* [SELECTED EXCERPT]:
Over the last decade, GNSS/GPS spoofing has evolved from an unsubstantiated possibility to a serious reality. Spoofing is a form of interference in which fake GNSS/GPS signals are broadcasted to receivers, overtaking the true signals and resulting in position, timing, and navigation errors. As far as we know, most GNSS spoofing events from the past are attributable to military or scientific sources. Each of the following 10 events has revealed serious vulnerabilities in systems we rely on for transportation, navigation, and life as we know it.
- Iran-U.S. RQ-170 Incident
On December 5, 2011, Iranian forces commandeered a U.S. Lockheed Martin RQ-170 Sentinel stealth drone flying about 140 miles from Iran’s border with Afghanistan. The Iranian government announced that the drone was spoofed and “brought down with minimal damage” by a cyber warfare unit.
The U.S. initially denied that the drone had been captured, instead claiming that it experienced a technical malfunction and possibly crashed near the Iranian city of Kashmar. However, Iranian authorities later broadcasted a video showcasing the downed craft, which appeared to be intact. The video corroborated Iran’s claims that the drone was indeed deliberately hacked rather than retrieved after an accidental crash.

(Region and label listings)
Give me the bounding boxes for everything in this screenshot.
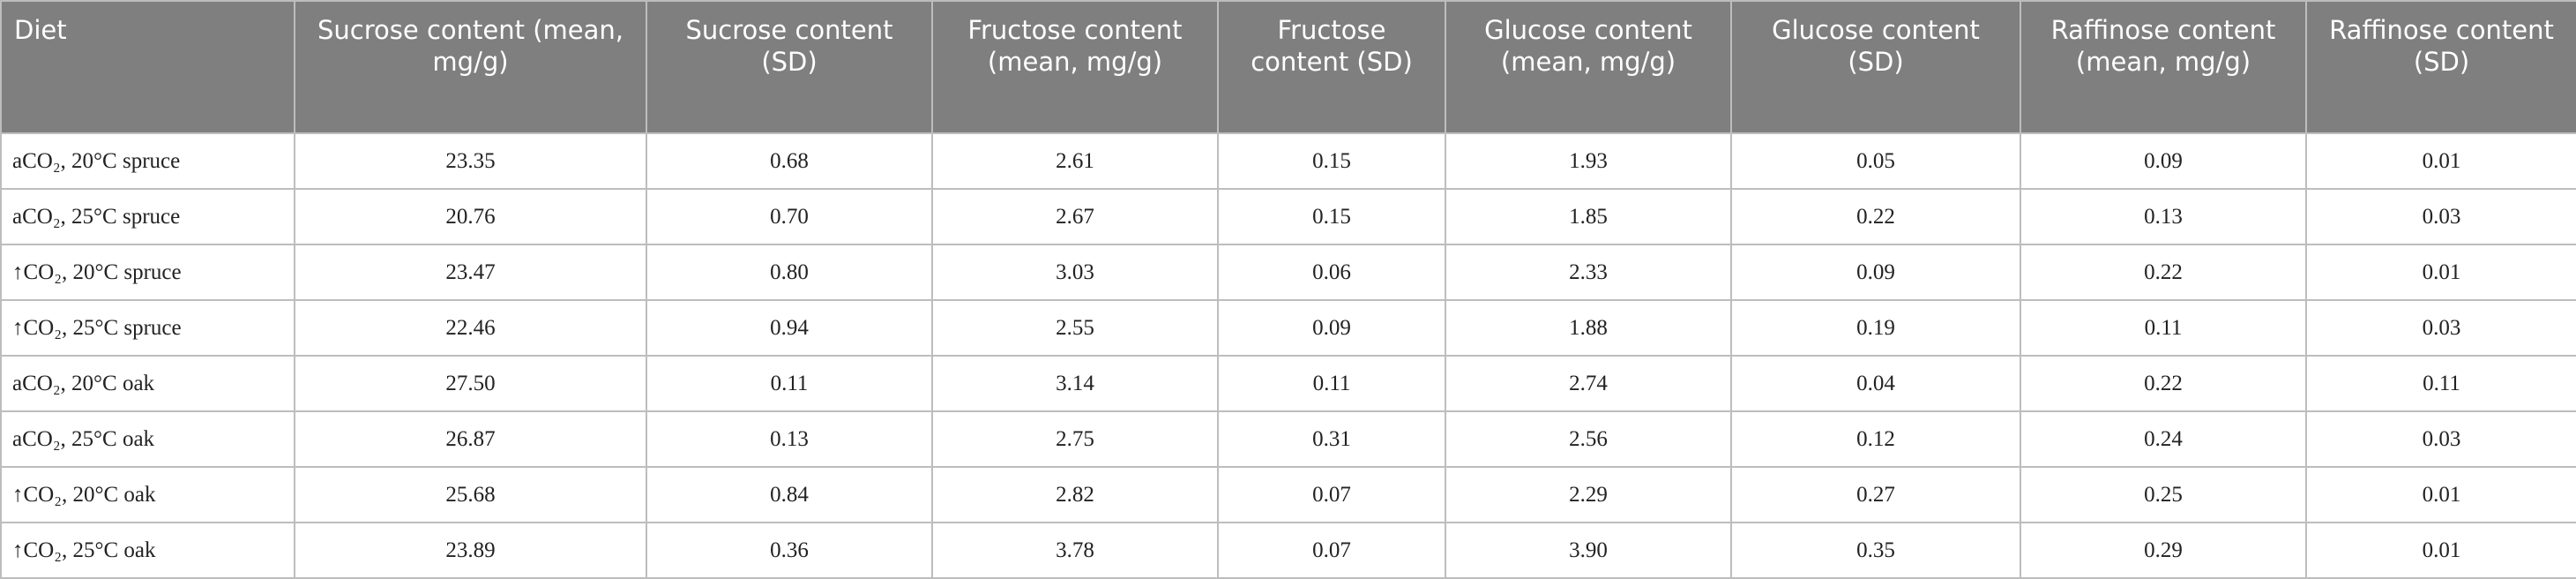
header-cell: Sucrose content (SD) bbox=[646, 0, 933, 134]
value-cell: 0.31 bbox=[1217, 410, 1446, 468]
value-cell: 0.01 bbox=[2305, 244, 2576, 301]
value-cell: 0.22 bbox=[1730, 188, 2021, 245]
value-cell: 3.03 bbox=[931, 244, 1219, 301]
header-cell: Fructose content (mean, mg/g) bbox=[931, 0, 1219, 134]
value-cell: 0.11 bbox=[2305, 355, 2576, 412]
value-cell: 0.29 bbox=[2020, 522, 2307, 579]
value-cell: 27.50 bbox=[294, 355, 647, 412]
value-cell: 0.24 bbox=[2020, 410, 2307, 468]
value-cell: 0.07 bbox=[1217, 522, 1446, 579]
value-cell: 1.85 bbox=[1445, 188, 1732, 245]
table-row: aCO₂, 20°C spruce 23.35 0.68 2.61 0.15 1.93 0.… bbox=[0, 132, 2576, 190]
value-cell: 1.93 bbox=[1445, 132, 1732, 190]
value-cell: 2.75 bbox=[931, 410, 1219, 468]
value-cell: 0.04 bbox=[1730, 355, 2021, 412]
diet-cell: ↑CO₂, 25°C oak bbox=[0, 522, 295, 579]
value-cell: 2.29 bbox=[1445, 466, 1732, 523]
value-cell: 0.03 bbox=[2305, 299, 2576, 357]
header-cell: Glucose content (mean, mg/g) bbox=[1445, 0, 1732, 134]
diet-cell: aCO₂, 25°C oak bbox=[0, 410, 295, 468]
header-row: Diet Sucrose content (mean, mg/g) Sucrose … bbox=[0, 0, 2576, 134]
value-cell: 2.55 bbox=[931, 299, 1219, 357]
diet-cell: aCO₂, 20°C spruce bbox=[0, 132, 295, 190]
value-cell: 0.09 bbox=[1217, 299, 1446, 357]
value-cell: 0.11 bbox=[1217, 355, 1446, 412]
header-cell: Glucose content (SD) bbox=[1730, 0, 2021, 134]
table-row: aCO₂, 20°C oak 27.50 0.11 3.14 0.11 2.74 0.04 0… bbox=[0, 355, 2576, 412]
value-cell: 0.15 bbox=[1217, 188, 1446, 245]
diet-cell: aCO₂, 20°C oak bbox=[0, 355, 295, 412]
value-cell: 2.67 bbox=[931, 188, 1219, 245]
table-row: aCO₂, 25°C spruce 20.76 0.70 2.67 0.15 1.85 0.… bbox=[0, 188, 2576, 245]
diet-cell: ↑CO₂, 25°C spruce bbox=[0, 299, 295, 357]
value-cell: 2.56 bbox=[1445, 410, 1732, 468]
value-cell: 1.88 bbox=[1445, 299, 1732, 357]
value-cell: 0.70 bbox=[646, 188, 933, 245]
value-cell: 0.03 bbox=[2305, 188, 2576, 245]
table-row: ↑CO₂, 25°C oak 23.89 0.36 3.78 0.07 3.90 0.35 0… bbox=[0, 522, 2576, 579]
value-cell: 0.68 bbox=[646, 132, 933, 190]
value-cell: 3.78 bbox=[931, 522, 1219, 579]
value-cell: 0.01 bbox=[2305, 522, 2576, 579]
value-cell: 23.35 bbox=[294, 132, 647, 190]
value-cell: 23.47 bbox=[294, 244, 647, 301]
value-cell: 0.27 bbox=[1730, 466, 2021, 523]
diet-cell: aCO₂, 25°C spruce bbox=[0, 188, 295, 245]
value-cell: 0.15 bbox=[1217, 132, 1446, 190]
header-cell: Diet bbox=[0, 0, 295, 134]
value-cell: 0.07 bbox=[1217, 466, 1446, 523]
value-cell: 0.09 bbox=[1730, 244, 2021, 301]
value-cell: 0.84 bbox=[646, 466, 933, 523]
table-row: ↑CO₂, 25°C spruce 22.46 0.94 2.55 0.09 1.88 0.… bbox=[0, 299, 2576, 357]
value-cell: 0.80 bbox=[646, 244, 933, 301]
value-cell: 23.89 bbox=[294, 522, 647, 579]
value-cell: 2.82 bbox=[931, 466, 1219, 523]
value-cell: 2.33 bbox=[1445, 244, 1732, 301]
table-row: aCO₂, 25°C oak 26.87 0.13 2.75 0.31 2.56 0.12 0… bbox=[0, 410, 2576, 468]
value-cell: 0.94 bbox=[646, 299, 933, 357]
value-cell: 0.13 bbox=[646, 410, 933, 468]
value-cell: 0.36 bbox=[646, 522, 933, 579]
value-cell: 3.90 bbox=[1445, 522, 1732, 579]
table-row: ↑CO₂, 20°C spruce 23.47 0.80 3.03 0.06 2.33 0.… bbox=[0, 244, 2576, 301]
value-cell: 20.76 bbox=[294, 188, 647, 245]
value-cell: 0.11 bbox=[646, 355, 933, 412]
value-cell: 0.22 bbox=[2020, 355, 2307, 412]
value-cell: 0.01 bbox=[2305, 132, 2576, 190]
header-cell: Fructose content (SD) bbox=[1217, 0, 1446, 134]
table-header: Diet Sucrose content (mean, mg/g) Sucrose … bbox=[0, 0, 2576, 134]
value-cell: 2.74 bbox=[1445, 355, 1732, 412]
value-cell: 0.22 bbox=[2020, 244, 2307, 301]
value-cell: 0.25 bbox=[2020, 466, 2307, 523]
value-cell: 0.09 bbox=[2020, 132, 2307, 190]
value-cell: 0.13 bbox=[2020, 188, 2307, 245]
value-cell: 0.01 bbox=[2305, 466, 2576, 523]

* [AIM A]:
Answer these questions from the GNSS spoofing text, one answer per line, marked the same way.
(i) On what date did Iranian forces take the RQ-170 drone?
(ii) About how far from Iran's border with Afghanistan was the drone flying?
(iii) Near which Iranian city did the U.S. say the drone may have crashed?
* [AIM B]:
According to the GNSS spoofing text, what kinds of errors can spoofing cause? List them all.

* [RIGHT ANSWER A]:
(i) December 5, 2011
(ii) About 140 miles
(iii) Kashmar

* [RIGHT ANSWER B]:
- Position errors
- Timing errors
- Navigation errors